> Given task
From the records below, copy every line that contains the word "gilets".

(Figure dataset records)
↓↓↓
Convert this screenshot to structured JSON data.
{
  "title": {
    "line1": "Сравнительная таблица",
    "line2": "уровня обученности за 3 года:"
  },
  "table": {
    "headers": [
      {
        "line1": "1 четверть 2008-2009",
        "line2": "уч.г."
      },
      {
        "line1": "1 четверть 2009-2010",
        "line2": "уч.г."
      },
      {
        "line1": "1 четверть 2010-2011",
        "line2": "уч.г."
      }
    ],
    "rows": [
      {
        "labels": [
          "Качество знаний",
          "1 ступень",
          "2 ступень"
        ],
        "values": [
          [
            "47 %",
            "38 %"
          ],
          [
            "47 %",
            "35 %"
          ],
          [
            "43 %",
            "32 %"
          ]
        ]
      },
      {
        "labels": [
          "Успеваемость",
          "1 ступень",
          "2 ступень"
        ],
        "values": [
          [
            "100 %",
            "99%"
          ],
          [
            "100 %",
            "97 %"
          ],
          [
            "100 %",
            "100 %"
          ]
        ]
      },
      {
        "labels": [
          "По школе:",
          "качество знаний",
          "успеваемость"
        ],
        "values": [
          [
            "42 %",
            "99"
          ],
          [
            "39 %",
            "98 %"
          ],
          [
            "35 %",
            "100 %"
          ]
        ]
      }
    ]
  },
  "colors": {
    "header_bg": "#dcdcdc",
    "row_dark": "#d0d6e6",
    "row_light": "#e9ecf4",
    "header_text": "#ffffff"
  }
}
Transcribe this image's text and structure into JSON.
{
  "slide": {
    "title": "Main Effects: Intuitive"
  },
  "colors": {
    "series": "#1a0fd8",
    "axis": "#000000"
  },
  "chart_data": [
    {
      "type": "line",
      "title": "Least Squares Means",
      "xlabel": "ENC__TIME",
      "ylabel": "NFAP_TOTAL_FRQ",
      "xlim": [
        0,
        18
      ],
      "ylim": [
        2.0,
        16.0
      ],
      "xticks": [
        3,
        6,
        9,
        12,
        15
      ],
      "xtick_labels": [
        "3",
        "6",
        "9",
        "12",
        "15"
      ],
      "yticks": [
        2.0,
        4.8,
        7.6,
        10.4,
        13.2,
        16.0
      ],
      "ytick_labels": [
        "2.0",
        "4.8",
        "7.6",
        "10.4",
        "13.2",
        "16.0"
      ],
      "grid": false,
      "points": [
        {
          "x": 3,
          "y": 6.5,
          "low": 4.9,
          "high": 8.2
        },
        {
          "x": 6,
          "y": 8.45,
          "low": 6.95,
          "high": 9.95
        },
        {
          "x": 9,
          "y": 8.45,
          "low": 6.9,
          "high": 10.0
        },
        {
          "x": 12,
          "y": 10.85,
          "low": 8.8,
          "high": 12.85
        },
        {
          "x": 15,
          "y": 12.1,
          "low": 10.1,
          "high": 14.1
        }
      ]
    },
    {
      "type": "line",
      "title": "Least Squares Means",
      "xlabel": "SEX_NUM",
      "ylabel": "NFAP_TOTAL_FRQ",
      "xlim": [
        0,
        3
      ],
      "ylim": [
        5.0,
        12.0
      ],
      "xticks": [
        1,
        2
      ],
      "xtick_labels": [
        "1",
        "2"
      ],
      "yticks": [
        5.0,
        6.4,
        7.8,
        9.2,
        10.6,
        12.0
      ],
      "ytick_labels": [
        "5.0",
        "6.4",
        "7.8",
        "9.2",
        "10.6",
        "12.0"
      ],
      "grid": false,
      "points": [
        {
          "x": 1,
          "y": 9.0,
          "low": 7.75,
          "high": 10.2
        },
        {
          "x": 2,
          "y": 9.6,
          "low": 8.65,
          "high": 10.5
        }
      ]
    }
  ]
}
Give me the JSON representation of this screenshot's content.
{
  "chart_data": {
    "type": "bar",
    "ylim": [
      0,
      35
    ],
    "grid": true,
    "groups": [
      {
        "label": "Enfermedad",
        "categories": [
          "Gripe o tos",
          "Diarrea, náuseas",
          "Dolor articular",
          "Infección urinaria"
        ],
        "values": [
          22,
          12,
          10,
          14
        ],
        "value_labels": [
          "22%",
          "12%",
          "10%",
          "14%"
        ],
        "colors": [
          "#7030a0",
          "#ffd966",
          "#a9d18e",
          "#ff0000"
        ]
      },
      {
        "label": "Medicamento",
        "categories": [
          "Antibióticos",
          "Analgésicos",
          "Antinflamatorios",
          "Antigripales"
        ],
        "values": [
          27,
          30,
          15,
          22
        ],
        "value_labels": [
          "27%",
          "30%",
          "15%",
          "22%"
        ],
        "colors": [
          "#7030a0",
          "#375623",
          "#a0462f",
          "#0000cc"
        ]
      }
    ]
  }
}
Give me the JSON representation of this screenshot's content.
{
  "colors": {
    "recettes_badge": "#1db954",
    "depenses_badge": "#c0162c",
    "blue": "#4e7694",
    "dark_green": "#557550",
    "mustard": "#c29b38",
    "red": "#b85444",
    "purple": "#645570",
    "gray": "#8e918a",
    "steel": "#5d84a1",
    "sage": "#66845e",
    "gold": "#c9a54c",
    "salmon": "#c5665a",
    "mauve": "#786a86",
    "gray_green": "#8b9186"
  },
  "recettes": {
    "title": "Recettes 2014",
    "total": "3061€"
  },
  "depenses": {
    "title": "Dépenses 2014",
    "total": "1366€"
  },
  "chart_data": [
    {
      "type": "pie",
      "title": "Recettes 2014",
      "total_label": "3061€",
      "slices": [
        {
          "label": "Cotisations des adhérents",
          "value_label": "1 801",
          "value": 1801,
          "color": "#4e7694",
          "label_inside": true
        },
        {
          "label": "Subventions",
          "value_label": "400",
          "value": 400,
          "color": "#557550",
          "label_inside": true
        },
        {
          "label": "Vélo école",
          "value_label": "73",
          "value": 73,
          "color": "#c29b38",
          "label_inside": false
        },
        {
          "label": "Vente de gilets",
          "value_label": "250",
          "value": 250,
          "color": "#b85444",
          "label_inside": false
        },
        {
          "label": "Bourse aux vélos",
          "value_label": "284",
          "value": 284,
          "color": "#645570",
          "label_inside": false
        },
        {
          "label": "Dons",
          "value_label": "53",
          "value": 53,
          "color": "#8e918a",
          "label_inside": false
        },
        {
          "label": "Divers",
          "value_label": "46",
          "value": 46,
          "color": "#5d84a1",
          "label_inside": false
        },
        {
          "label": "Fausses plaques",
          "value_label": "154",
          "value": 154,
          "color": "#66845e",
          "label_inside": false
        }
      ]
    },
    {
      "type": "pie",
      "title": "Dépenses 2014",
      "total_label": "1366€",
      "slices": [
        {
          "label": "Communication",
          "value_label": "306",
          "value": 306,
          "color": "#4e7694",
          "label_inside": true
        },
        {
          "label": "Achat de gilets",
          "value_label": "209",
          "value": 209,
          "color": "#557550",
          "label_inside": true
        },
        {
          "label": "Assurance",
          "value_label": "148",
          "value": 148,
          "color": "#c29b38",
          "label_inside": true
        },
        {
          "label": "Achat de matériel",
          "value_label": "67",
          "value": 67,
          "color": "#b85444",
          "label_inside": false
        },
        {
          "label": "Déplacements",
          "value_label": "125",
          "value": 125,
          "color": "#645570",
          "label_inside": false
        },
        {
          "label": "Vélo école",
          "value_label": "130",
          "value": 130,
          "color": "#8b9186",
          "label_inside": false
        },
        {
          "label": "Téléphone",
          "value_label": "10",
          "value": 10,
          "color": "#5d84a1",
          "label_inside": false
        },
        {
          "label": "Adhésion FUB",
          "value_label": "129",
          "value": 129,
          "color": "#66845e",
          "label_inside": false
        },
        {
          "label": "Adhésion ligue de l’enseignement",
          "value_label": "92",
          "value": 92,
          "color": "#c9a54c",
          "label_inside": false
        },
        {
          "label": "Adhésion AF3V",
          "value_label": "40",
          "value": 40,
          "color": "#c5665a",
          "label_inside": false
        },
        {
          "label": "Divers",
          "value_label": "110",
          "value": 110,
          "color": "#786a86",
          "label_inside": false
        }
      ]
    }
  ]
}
↑↑↑
> The result
          "label": "Vente de gilets",
          "label": "Achat de gilets",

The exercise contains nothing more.